>> Start Records provided

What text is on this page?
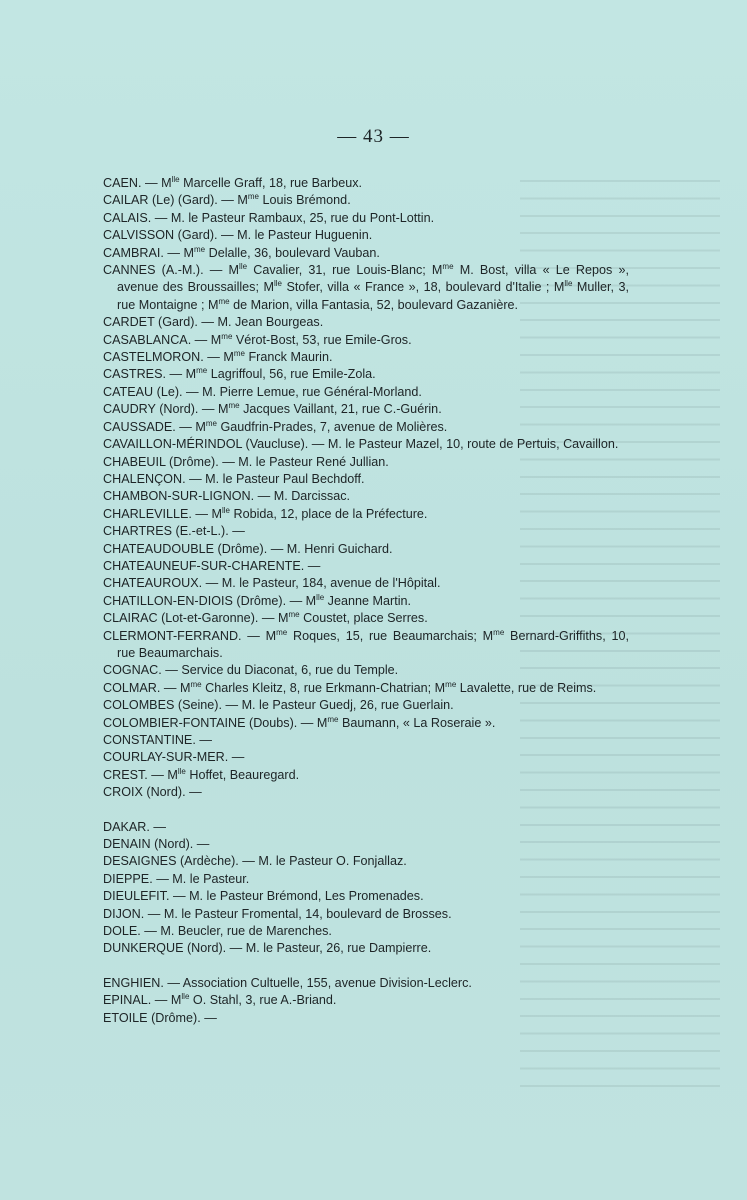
— 43 —
CAEN. — $M^{lle}$ Marcelle Graff, 18, rue Barbeux.
CAILAR (Le) (Gard). — $M^{me}$ Louis Brémond.
CALAIS. — M. le Pasteur Rambaux, 25, rue du Pont-Lottin.
CALVISSON (Gard). — M. le Pasteur Huguenin.
CAMBRAI. — $M^{me}$ Delalle, 36, boulevard Vauban.
CANNES (A.-M.). — $M^{lle}$ Cavalier, 31, rue Louis-Blanc; $M^{me}$ M. Bost, villa « Le Repos », avenue des Broussailles; $M^{lle}$ Stofer, villa « France », 18, boulevard d'Italie ; $M^{lle}$ Muller, 3, rue Montaigne ; $M^{me}$ de Marion, villa Fantasia, 52, boulevard Gazanière.
CARDET (Gard). — M. Jean Bourgeas.
CASABLANCA. — $M^{me}$ Vérot-Bost, 53, rue Emile-Gros.
CASTELMORON. — $M^{me}$ Franck Maurin.
CASTRES. — $M^{me}$ Lagriffoul, 56, rue Emile-Zola.
CATEAU (Le). — M. Pierre Lemue, rue Général-Morland.
CAUDRY (Nord). — $M^{me}$ Jacques Vaillant, 21, rue C.-Guérin.
CAUSSADE. — $M^{me}$ Gaudfrin-Prades, 7, avenue de Molières.
CAVAILLON-MÉRINDOL (Vaucluse). — M. le Pasteur Mazel, 10, route de Pertuis, Cavaillon.
CHABEUIL (Drôme). — M. le Pasteur René Jullian.
CHALENÇON. — M. le Pasteur Paul Bechdoff.
CHAMBON-SUR-LIGNON. — M. Darcissac.
CHARLEVILLE. — $M^{lle}$ Robida, 12, place de la Préfecture.
CHARTRES (E.-et-L.). —
CHATEAUDOUBLE (Drôme). — M. Henri Guichard.
CHATEAUNEUF-SUR-CHARENTE. —
CHATEAUROUX. — M. le Pasteur, 184, avenue de l'Hôpital.
CHATILLON-EN-DIOIS (Drôme). — $M^{lle}$ Jeanne Martin.
CLAIRAC (Lot-et-Garonne). — $M^{me}$ Coustet, place Serres.
CLERMONT-FERRAND. — $M^{me}$ Roques, 15, rue Beaumarchais; $M^{me}$ Bernard-Griffiths, 10, rue Beaumarchais.
COGNAC. — Service du Diaconat, 6, rue du Temple.
COLMAR. — $M^{me}$ Charles Kleitz, 8, rue Erkmann-Chatrian; $M^{me}$ Lavalette, rue de Reims.
COLOMBES (Seine). — M. le Pasteur Guedj, 26, rue Guerlain.
COLOMBIER-FONTAINE (Doubs). — $M^{me}$ Baumann, « La Roseraie ».
CONSTANTINE. —
COURLAY-SUR-MER. —
CREST. — $M^{lle}$ Hoffet, Beauregard.
CROIX (Nord). —
DAKAR. —
DENAIN (Nord). —
DESAIGNES (Ardèche). — M. le Pasteur O. Fonjallaz.
DIEPPE. — M. le Pasteur.
DIEULEFIT. — M. le Pasteur Brémond, Les Promenades.
DIJON. — M. le Pasteur Fromental, 14, boulevard de Brosses.
DOLE. — M. Beucler, rue de Marenches.
DUNKERQUE (Nord). — M. le Pasteur, 26, rue Dampierre.
ENGHIEN. — Association Cultuelle, 155, avenue Division-Leclerc.
EPINAL. — $M^{lle}$ O. Stahl, 3, rue A.-Briand.
ETOILE (Drôme). —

>> End Records provided

What to do
Quote the listing above in full, except for the pictures.

Task answer
What text is on this page?
— 43 —
CAEN. — $M^{lle}$ Marcelle Graff, 18, rue Barbeux.
CAILAR (Le) (Gard). — $M^{me}$ Louis Brémond.
CALAIS. — M. le Pasteur Rambaux, 25, rue du Pont-Lottin.
CALVISSON (Gard). — M. le Pasteur Huguenin.
CAMBRAI. — $M^{me}$ Delalle, 36, boulevard Vauban.
CANNES (A.-M.). — $M^{lle}$ Cavalier, 31, rue Louis-Blanc; $M^{me}$ M. Bost, villa « Le Repos », avenue des Broussailles; $M^{lle}$ Stofer, villa « France », 18, boulevard d'Italie ; $M^{lle}$ Muller, 3, rue Montaigne ; $M^{me}$ de Marion, villa Fantasia, 52, boulevard Gazanière.
CARDET (Gard). — M. Jean Bourgeas.
CASABLANCA. — $M^{me}$ Vérot-Bost, 53, rue Emile-Gros.
CASTELMORON. — $M^{me}$ Franck Maurin.
CASTRES. — $M^{me}$ Lagriffoul, 56, rue Emile-Zola.
CATEAU (Le). — M. Pierre Lemue, rue Général-Morland.
CAUDRY (Nord). — $M^{me}$ Jacques Vaillant, 21, rue C.-Guérin.
CAUSSADE. — $M^{me}$ Gaudfrin-Prades, 7, avenue de Molières.
CAVAILLON-MÉRINDOL (Vaucluse). — M. le Pasteur Mazel, 10, route de Pertuis, Cavaillon.
CHABEUIL (Drôme). — M. le Pasteur René Jullian.
CHALENÇON. — M. le Pasteur Paul Bechdoff.
CHAMBON-SUR-LIGNON. — M. Darcissac.
CHARLEVILLE. — $M^{lle}$ Robida, 12, place de la Préfecture.
CHARTRES (E.-et-L.). —
CHATEAUDOUBLE (Drôme). — M. Henri Guichard.
CHATEAUNEUF-SUR-CHARENTE. —
CHATEAUROUX. — M. le Pasteur, 184, avenue de l'Hôpital.
CHATILLON-EN-DIOIS (Drôme). — $M^{lle}$ Jeanne Martin.
CLAIRAC (Lot-et-Garonne). — $M^{me}$ Coustet, place Serres.
CLERMONT-FERRAND. — $M^{me}$ Roques, 15, rue Beaumarchais; $M^{me}$ Bernard-Griffiths, 10, rue Beaumarchais.
COGNAC. — Service du Diaconat, 6, rue du Temple.
COLMAR. — $M^{me}$ Charles Kleitz, 8, rue Erkmann-Chatrian; $M^{me}$ Lavalette, rue de Reims.
COLOMBES (Seine). — M. le Pasteur Guedj, 26, rue Guerlain.
COLOMBIER-FONTAINE (Doubs). — $M^{me}$ Baumann, « La Roseraie ».
CONSTANTINE. —
COURLAY-SUR-MER. —
CREST. — $M^{lle}$ Hoffet, Beauregard.
CROIX (Nord). —
DAKAR. —
DENAIN (Nord). —
DESAIGNES (Ardèche). — M. le Pasteur O. Fonjallaz.
DIEPPE. — M. le Pasteur.
DIEULEFIT. — M. le Pasteur Brémond, Les Promenades.
DIJON. — M. le Pasteur Fromental, 14, boulevard de Brosses.
DOLE. — M. Beucler, rue de Marenches.
DUNKERQUE (Nord). — M. le Pasteur, 26, rue Dampierre.
ENGHIEN. — Association Cultuelle, 155, avenue Division-Leclerc.
EPINAL. — $M^{lle}$ O. Stahl, 3, rue A.-Briand.
ETOILE (Drôme). —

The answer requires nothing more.